* _To do_
Count every line that has "this" in it and give the total, nothing more.

* _Exercise material_
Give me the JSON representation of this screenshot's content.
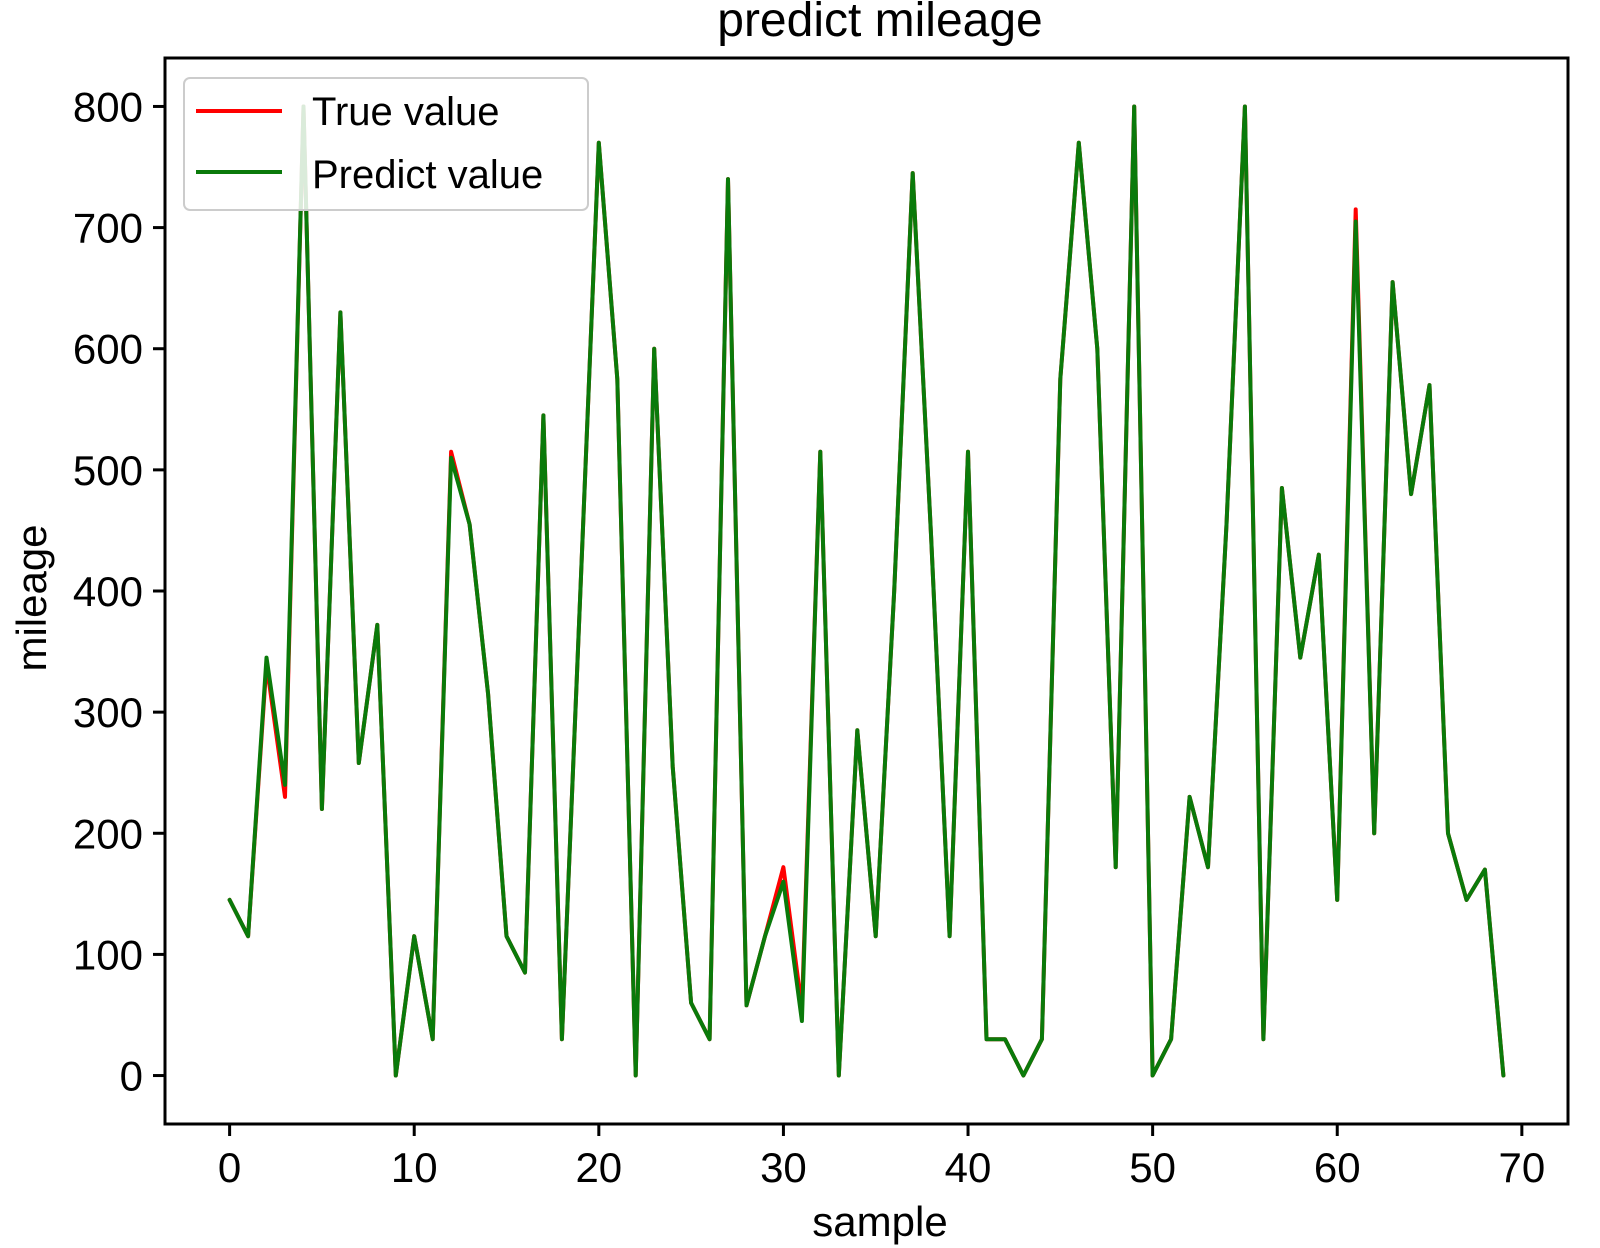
{
  "chart_data": {
    "type": "line",
    "title": "predict mileage",
    "xlabel": "sample",
    "ylabel": "mileage",
    "xlim": [
      -3.5,
      72.5
    ],
    "ylim": [
      -40,
      840
    ],
    "xticks": [
      0,
      10,
      20,
      30,
      40,
      50,
      60,
      70
    ],
    "yticks": [
      0,
      100,
      200,
      300,
      400,
      500,
      600,
      700,
      800
    ],
    "legend_position": "top-left",
    "x": [
      0,
      1,
      2,
      3,
      4,
      5,
      6,
      7,
      8,
      9,
      10,
      11,
      12,
      13,
      14,
      15,
      16,
      17,
      18,
      19,
      20,
      21,
      22,
      23,
      24,
      25,
      26,
      27,
      28,
      29,
      30,
      31,
      32,
      33,
      34,
      35,
      36,
      37,
      38,
      39,
      40,
      41,
      42,
      43,
      44,
      45,
      46,
      47,
      48,
      49,
      50,
      51,
      52,
      53,
      54,
      55,
      56,
      57,
      58,
      59,
      60,
      61,
      62,
      63,
      64,
      65,
      66,
      67,
      68,
      69
    ],
    "series": [
      {
        "name": "True value",
        "color": "#ff0000",
        "values": [
          145,
          115,
          340,
          230,
          800,
          220,
          630,
          258,
          372,
          0,
          115,
          30,
          515,
          455,
          315,
          115,
          85,
          545,
          30,
          400,
          770,
          575,
          0,
          600,
          255,
          60,
          30,
          740,
          58,
          115,
          172,
          55,
          515,
          0,
          285,
          115,
          400,
          745,
          445,
          115,
          515,
          30,
          30,
          0,
          30,
          575,
          770,
          600,
          172,
          800,
          0,
          30,
          230,
          172,
          455,
          800,
          30,
          485,
          345,
          430,
          145,
          715,
          200,
          655,
          480,
          570,
          200,
          145,
          170,
          0
        ]
      },
      {
        "name": "Predict value",
        "color": "#0a7a0a",
        "values": [
          145,
          115,
          345,
          240,
          800,
          220,
          630,
          258,
          372,
          0,
          115,
          30,
          510,
          455,
          315,
          115,
          85,
          545,
          30,
          400,
          770,
          575,
          0,
          600,
          255,
          60,
          30,
          740,
          58,
          115,
          160,
          45,
          515,
          0,
          285,
          115,
          400,
          745,
          445,
          115,
          515,
          30,
          30,
          0,
          30,
          575,
          770,
          600,
          172,
          800,
          0,
          30,
          230,
          172,
          455,
          800,
          30,
          485,
          345,
          430,
          145,
          705,
          200,
          655,
          480,
          570,
          200,
          145,
          170,
          0
        ]
      }
    ]
  }
}
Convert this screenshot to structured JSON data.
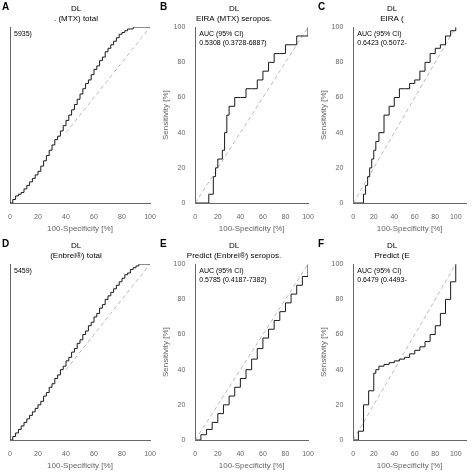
{
  "chart_data": [
    {
      "type": "line",
      "panel_label": "A",
      "title": [
        "DL",
        ". (MTX) total"
      ],
      "annotation": "5935)",
      "x_label": "100-Specificity [%]",
      "series": [
        {
          "type": "step",
          "color": "#1a1a1a",
          "line_style": "solid",
          "x": [
            0,
            2,
            4,
            6,
            8,
            10,
            12,
            14,
            16,
            18,
            20,
            22,
            24,
            26,
            28,
            30,
            32,
            34,
            36,
            38,
            40,
            42,
            44,
            46,
            48,
            50,
            52,
            54,
            56,
            58,
            60,
            62,
            64,
            66,
            68,
            70,
            72,
            74,
            76,
            78,
            80,
            82,
            84,
            86,
            88,
            90,
            92,
            94,
            96,
            98,
            100
          ],
          "values": [
            0,
            2,
            4,
            5,
            6,
            8,
            10,
            12,
            14,
            16,
            18,
            21,
            24,
            27,
            30,
            33,
            36,
            38,
            41,
            44,
            47,
            50,
            53,
            56,
            59,
            62,
            65,
            68,
            70,
            73,
            76,
            78,
            81,
            83,
            86,
            88,
            90,
            92,
            94,
            96,
            97,
            98,
            99,
            99,
            100,
            100,
            100,
            100,
            100,
            100,
            100
          ]
        },
        {
          "type": "line",
          "color": "#bbbbbb",
          "line_style": "dashed",
          "x": [
            40,
            100
          ],
          "values": [
            40,
            100
          ]
        }
      ],
      "xlim": [
        0,
        100
      ],
      "xticks": [
        0,
        20,
        40,
        60,
        80,
        100
      ],
      "ylim": [
        0,
        100
      ],
      "yticks": [
        20,
        40,
        60,
        80,
        100
      ],
      "grid": false,
      "tick_labels": "x"
    },
    {
      "type": "line",
      "panel_label": "B",
      "title": [
        "DL",
        "EIRA (MTX) seropos."
      ],
      "annotation": "AUC (95% CI)\n0.5308 (0.3728-6887)",
      "x_label": "100-Specificity [%]",
      "y_label": "Sensitivity [%]",
      "series": [
        {
          "type": "step",
          "color": "#1a1a1a",
          "line_style": "solid",
          "x": [
            0,
            5,
            10,
            12,
            14,
            16,
            18,
            20,
            22,
            24,
            26,
            28,
            30,
            35,
            40,
            45,
            50,
            55,
            60,
            65,
            70,
            75,
            80,
            85,
            90,
            95,
            100
          ],
          "values": [
            0,
            0,
            0,
            5,
            5,
            15,
            20,
            25,
            25,
            30,
            40,
            50,
            55,
            60,
            60,
            65,
            65,
            70,
            75,
            80,
            85,
            85,
            90,
            90,
            95,
            95,
            100
          ]
        },
        {
          "type": "line",
          "color": "#bbbbbb",
          "line_style": "dashed",
          "x": [
            0,
            100
          ],
          "values": [
            0,
            100
          ]
        }
      ],
      "xlim": [
        0,
        100
      ],
      "xticks": [
        0,
        20,
        40,
        60,
        80,
        100
      ],
      "ylim": [
        0,
        100
      ],
      "yticks": [
        0,
        20,
        40,
        60,
        80,
        100
      ],
      "grid": false,
      "tick_labels": true
    },
    {
      "type": "line",
      "panel_label": "C",
      "title": [
        "DL",
        "EIRA ("
      ],
      "annotation": "AUC (95% CI)\n0.6423 (0.5072-",
      "x_label": "100-Specificity [%]",
      "y_label": "Sensitivity [%]",
      "series": [
        {
          "type": "step",
          "color": "#1a1a1a",
          "line_style": "solid",
          "x": [
            0,
            5,
            10,
            12,
            14,
            16,
            18,
            20,
            22,
            25,
            30,
            35,
            40,
            45,
            50,
            55,
            60,
            65,
            70,
            75,
            80,
            85,
            90,
            95,
            100
          ],
          "values": [
            0,
            0,
            5,
            10,
            15,
            20,
            25,
            30,
            35,
            40,
            50,
            55,
            60,
            65,
            65,
            68,
            70,
            75,
            80,
            85,
            88,
            90,
            95,
            98,
            100
          ]
        },
        {
          "type": "line",
          "color": "#bbbbbb",
          "line_style": "dashed",
          "x": [
            0,
            100
          ],
          "values": [
            0,
            100
          ]
        }
      ],
      "xlim": [
        0,
        110
      ],
      "xticks": [
        0,
        20,
        40,
        60,
        80,
        100
      ],
      "ylim": [
        0,
        100
      ],
      "yticks": [
        0,
        20,
        40,
        60,
        80,
        100
      ],
      "grid": false,
      "tick_labels": true
    },
    {
      "type": "line",
      "panel_label": "D",
      "title": [
        "DL",
        "(Enbrel®) total"
      ],
      "annotation": "5459)",
      "x_label": "100-Specificity [%]",
      "series": [
        {
          "type": "step",
          "color": "#1a1a1a",
          "line_style": "solid",
          "x": [
            0,
            2,
            4,
            6,
            8,
            10,
            12,
            14,
            16,
            18,
            20,
            22,
            24,
            26,
            28,
            30,
            32,
            34,
            36,
            38,
            40,
            42,
            44,
            46,
            48,
            50,
            52,
            54,
            56,
            58,
            60,
            62,
            64,
            66,
            68,
            70,
            72,
            74,
            76,
            78,
            80,
            82,
            84,
            86,
            88,
            90,
            92,
            94,
            96,
            98,
            100
          ],
          "values": [
            0,
            2,
            4,
            6,
            8,
            10,
            12,
            14,
            16,
            18,
            20,
            22,
            25,
            27,
            30,
            32,
            35,
            37,
            40,
            42,
            45,
            47,
            50,
            52,
            55,
            57,
            60,
            62,
            65,
            67,
            70,
            72,
            75,
            77,
            80,
            82,
            84,
            86,
            88,
            90,
            92,
            94,
            95,
            97,
            98,
            99,
            100,
            100,
            100,
            100,
            100
          ]
        },
        {
          "type": "line",
          "color": "#bbbbbb",
          "line_style": "dashed",
          "x": [
            40,
            100
          ],
          "values": [
            40,
            100
          ]
        }
      ],
      "xlim": [
        0,
        100
      ],
      "xticks": [
        0,
        20,
        40,
        60,
        80,
        100
      ],
      "ylim": [
        0,
        100
      ],
      "yticks": [
        20,
        40,
        60,
        80,
        100
      ],
      "grid": false,
      "tick_labels": "x"
    },
    {
      "type": "line",
      "panel_label": "E",
      "title": [
        "DL",
        "Predict (Enbrel®) seropos."
      ],
      "annotation": "AUC (95% CI)\n0.5785 (0.4187-7382)",
      "x_label": "100-Specificity [%]",
      "y_label": "Sensitivity [%]",
      "series": [
        {
          "type": "step",
          "color": "#1a1a1a",
          "line_style": "solid",
          "x": [
            0,
            5,
            10,
            15,
            20,
            25,
            30,
            35,
            40,
            45,
            50,
            55,
            60,
            65,
            70,
            75,
            80,
            85,
            90,
            95,
            100
          ],
          "values": [
            0,
            3,
            6,
            10,
            15,
            20,
            25,
            30,
            35,
            40,
            46,
            52,
            58,
            63,
            68,
            73,
            78,
            83,
            88,
            93,
            100
          ]
        },
        {
          "type": "line",
          "color": "#bbbbbb",
          "line_style": "dashed",
          "x": [
            0,
            100
          ],
          "values": [
            0,
            100
          ]
        }
      ],
      "xlim": [
        0,
        100
      ],
      "xticks": [
        0,
        20,
        40,
        60,
        80,
        100
      ],
      "ylim": [
        0,
        100
      ],
      "yticks": [
        0,
        20,
        40,
        60,
        80,
        100
      ],
      "grid": false,
      "tick_labels": true
    },
    {
      "type": "line",
      "panel_label": "F",
      "title": [
        "DL",
        "Predict (E"
      ],
      "annotation": "AUC (95% CI)\n0.6479 (0.4493-",
      "x_label": "100-Specificity [%]",
      "y_label": "Sensitivity [%]",
      "series": [
        {
          "type": "step",
          "color": "#1a1a1a",
          "line_style": "solid",
          "x": [
            0,
            5,
            10,
            15,
            20,
            22,
            25,
            30,
            35,
            40,
            45,
            50,
            55,
            60,
            65,
            70,
            75,
            80,
            85,
            90,
            95,
            100
          ],
          "values": [
            0,
            5,
            20,
            28,
            38,
            40,
            42,
            43,
            44,
            45,
            46,
            47,
            49,
            51,
            53,
            56,
            60,
            65,
            72,
            80,
            90,
            100
          ]
        },
        {
          "type": "line",
          "color": "#bbbbbb",
          "line_style": "dashed",
          "x": [
            0,
            100
          ],
          "values": [
            0,
            100
          ]
        }
      ],
      "xlim": [
        0,
        110
      ],
      "xticks": [
        0,
        20,
        40,
        60,
        80,
        100
      ],
      "ylim": [
        0,
        100
      ],
      "yticks": [
        0,
        20,
        40,
        60,
        80,
        100
      ],
      "grid": false,
      "tick_labels": true
    }
  ]
}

* _Answer for the task_
2